+++ DATASET RECORDS

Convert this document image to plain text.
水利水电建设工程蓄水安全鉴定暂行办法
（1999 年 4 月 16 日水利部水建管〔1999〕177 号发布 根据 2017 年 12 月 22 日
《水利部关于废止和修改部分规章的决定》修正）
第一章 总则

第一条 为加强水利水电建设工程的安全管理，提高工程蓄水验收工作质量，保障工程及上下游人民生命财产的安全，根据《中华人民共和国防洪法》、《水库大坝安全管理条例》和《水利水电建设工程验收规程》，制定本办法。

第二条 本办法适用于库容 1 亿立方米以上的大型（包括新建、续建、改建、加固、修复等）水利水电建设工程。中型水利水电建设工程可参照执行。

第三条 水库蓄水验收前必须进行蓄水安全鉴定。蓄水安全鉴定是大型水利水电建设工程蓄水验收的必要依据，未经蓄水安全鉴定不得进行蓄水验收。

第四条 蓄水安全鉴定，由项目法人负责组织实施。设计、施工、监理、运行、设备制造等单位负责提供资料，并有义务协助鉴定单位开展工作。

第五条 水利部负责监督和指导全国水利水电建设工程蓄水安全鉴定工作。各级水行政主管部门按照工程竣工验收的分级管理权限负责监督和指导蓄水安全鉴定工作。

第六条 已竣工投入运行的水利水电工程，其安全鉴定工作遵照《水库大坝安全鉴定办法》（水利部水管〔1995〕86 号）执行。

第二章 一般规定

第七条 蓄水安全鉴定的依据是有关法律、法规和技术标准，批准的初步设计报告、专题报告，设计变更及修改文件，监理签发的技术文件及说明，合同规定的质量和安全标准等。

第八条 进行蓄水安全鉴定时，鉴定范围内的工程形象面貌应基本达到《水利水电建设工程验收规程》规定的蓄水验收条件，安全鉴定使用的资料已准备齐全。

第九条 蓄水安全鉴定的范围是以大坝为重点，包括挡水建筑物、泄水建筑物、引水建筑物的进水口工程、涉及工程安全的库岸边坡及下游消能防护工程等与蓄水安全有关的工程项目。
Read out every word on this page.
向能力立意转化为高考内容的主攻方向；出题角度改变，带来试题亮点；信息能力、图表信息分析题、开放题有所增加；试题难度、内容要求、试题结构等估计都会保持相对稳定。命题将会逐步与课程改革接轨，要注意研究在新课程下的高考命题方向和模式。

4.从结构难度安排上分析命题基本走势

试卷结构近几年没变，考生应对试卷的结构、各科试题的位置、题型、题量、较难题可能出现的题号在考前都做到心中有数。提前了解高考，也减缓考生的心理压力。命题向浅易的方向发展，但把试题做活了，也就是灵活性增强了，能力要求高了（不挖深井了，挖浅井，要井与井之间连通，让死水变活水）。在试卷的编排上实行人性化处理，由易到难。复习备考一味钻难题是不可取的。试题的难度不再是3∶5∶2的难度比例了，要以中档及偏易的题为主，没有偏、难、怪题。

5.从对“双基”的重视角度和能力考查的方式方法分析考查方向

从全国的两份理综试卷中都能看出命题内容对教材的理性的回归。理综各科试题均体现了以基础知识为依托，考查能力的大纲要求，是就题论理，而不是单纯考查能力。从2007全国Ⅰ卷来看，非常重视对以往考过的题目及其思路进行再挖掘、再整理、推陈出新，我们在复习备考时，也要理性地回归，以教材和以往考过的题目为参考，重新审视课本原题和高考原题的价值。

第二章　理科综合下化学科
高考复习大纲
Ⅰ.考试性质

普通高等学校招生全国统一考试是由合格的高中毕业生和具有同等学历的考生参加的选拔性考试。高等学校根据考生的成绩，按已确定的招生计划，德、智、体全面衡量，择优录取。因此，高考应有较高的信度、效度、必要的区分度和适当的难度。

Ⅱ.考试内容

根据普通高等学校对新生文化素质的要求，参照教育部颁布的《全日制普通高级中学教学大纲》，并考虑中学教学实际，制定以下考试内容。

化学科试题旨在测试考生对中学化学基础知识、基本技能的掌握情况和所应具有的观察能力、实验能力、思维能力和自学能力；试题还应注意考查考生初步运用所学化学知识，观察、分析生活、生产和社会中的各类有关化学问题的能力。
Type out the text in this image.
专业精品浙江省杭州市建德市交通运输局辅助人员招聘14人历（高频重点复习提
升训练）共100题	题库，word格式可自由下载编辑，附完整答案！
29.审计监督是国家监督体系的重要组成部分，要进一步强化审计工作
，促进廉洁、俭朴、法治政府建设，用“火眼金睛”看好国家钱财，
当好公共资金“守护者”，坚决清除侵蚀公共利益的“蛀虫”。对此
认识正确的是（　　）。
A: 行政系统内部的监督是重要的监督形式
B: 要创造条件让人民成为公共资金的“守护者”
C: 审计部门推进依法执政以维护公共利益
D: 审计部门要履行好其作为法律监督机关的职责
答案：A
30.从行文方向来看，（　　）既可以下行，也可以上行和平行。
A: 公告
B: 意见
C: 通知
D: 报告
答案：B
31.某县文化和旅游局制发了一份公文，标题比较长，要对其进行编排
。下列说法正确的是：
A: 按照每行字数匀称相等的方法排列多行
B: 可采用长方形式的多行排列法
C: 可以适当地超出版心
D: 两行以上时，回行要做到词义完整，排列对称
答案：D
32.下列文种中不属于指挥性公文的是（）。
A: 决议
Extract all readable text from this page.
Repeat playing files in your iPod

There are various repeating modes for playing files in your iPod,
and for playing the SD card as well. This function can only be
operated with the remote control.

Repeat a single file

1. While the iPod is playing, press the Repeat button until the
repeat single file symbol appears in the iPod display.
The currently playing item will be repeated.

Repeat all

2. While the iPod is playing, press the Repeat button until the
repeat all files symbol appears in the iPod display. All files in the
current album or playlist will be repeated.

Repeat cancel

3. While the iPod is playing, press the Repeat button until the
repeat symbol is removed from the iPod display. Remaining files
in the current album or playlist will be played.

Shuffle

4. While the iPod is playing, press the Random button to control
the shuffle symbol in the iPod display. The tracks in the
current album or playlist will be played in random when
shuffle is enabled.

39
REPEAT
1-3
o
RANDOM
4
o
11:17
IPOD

++++++

Set down all of the data above, word for word.

- **TASK ANSWER**
Convert this document image to plain text.
水利水电建设工程蓄水安全鉴定暂行办法
（1999 年 4 月 16 日水利部水建管〔1999〕177 号发布 根据 2017 年 12 月 22 日
《水利部关于废止和修改部分规章的决定》修正）
第一章 总则

第一条 为加强水利水电建设工程的安全管理，提高工程蓄水验收工作质量，保障工程及上下游人民生命财产的安全，根据《中华人民共和国防洪法》、《水库大坝安全管理条例》和《水利水电建设工程验收规程》，制定本办法。

第二条 本办法适用于库容 1 亿立方米以上的大型（包括新建、续建、改建、加固、修复等）水利水电建设工程。中型水利水电建设工程可参照执行。

第三条 水库蓄水验收前必须进行蓄水安全鉴定。蓄水安全鉴定是大型水利水电建设工程蓄水验收的必要依据，未经蓄水安全鉴定不得进行蓄水验收。

第四条 蓄水安全鉴定，由项目法人负责组织实施。设计、施工、监理、运行、设备制造等单位负责提供资料，并有义务协助鉴定单位开展工作。

第五条 水利部负责监督和指导全国水利水电建设工程蓄水安全鉴定工作。各级水行政主管部门按照工程竣工验收的分级管理权限负责监督和指导蓄水安全鉴定工作。

第六条 已竣工投入运行的水利水电工程，其安全鉴定工作遵照《水库大坝安全鉴定办法》（水利部水管〔1995〕86 号）执行。

第二章 一般规定

第七条 蓄水安全鉴定的依据是有关法律、法规和技术标准，批准的初步设计报告、专题报告，设计变更及修改文件，监理签发的技术文件及说明，合同规定的质量和安全标准等。

第八条 进行蓄水安全鉴定时，鉴定范围内的工程形象面貌应基本达到《水利水电建设工程验收规程》规定的蓄水验收条件，安全鉴定使用的资料已准备齐全。

第九条 蓄水安全鉴定的范围是以大坝为重点，包括挡水建筑物、泄水建筑物、引水建筑物的进水口工程、涉及工程安全的库岸边坡及下游消能防护工程等与蓄水安全有关的工程项目。
Read out every word on this page.
向能力立意转化为高考内容的主攻方向；出题角度改变，带来试题亮点；信息能力、图表信息分析题、开放题有所增加；试题难度、内容要求、试题结构等估计都会保持相对稳定。命题将会逐步与课程改革接轨，要注意研究在新课程下的高考命题方向和模式。

4.从结构难度安排上分析命题基本走势

试卷结构近几年没变，考生应对试卷的结构、各科试题的位置、题型、题量、较难题可能出现的题号在考前都做到心中有数。提前了解高考，也减缓考生的心理压力。命题向浅易的方向发展，但把试题做活了，也就是灵活性增强了，能力要求高了（不挖深井了，挖浅井，要井与井之间连通，让死水变活水）。在试卷的编排上实行人性化处理，由易到难。复习备考一味钻难题是不可取的。试题的难度不再是3∶5∶2的难度比例了，要以中档及偏易的题为主，没有偏、难、怪题。

5.从对“双基”的重视角度和能力考查的方式方法分析考查方向

从全国的两份理综试卷中都能看出命题内容对教材的理性的回归。理综各科试题均体现了以基础知识为依托，考查能力的大纲要求，是就题论理，而不是单纯考查能力。从2007全国Ⅰ卷来看，非常重视对以往考过的题目及其思路进行再挖掘、再整理、推陈出新，我们在复习备考时，也要理性地回归，以教材和以往考过的题目为参考，重新审视课本原题和高考原题的价值。

第二章　理科综合下化学科
高考复习大纲
Ⅰ.考试性质

普通高等学校招生全国统一考试是由合格的高中毕业生和具有同等学历的考生参加的选拔性考试。高等学校根据考生的成绩，按已确定的招生计划，德、智、体全面衡量，择优录取。因此，高考应有较高的信度、效度、必要的区分度和适当的难度。

Ⅱ.考试内容

根据普通高等学校对新生文化素质的要求，参照教育部颁布的《全日制普通高级中学教学大纲》，并考虑中学教学实际，制定以下考试内容。

化学科试题旨在测试考生对中学化学基础知识、基本技能的掌握情况和所应具有的观察能力、实验能力、思维能力和自学能力；试题还应注意考查考生初步运用所学化学知识，观察、分析生活、生产和社会中的各类有关化学问题的能力。
Type out the text in this image.
专业精品浙江省杭州市建德市交通运输局辅助人员招聘14人历（高频重点复习提
升训练）共100题	题库，word格式可自由下载编辑，附完整答案！
29.审计监督是国家监督体系的重要组成部分，要进一步强化审计工作
，促进廉洁、俭朴、法治政府建设，用“火眼金睛”看好国家钱财，
当好公共资金“守护者”，坚决清除侵蚀公共利益的“蛀虫”。对此
认识正确的是（　　）。
A: 行政系统内部的监督是重要的监督形式
B: 要创造条件让人民成为公共资金的“守护者”
C: 审计部门推进依法执政以维护公共利益
D: 审计部门要履行好其作为法律监督机关的职责
答案：A
30.从行文方向来看，（　　）既可以下行，也可以上行和平行。
A: 公告
B: 意见
C: 通知
D: 报告
答案：B
31.某县文化和旅游局制发了一份公文，标题比较长，要对其进行编排
。下列说法正确的是：
A: 按照每行字数匀称相等的方法排列多行
B: 可采用长方形式的多行排列法
C: 可以适当地超出版心
D: 两行以上时，回行要做到词义完整，排列对称
答案：D
32.下列文种中不属于指挥性公文的是（）。
A: 决议
Extract all readable text from this page.
Repeat playing files in your iPod

There are various repeating modes for playing files in your iPod,
and for playing the SD card as well. This function can only be
operated with the remote control.

Repeat a single file

1. While the iPod is playing, press the Repeat button until the
repeat single file symbol appears in the iPod display.
The currently playing item will be repeated.

Repeat all

2. While the iPod is playing, press the Repeat button until the
repeat all files symbol appears in the iPod display. All files in the
current album or playlist will be repeated.

Repeat cancel

3. While the iPod is playing, press the Repeat button until the
repeat symbol is removed from the iPod display. Remaining files
in the current album or playlist will be played.

Shuffle

4. While the iPod is playing, press the Random button to control
the shuffle symbol in the iPod display. The tracks in the
current album or playlist will be played in random when
shuffle is enabled.

39
REPEAT
1-3
o
RANDOM
4
o
11:17
IPOD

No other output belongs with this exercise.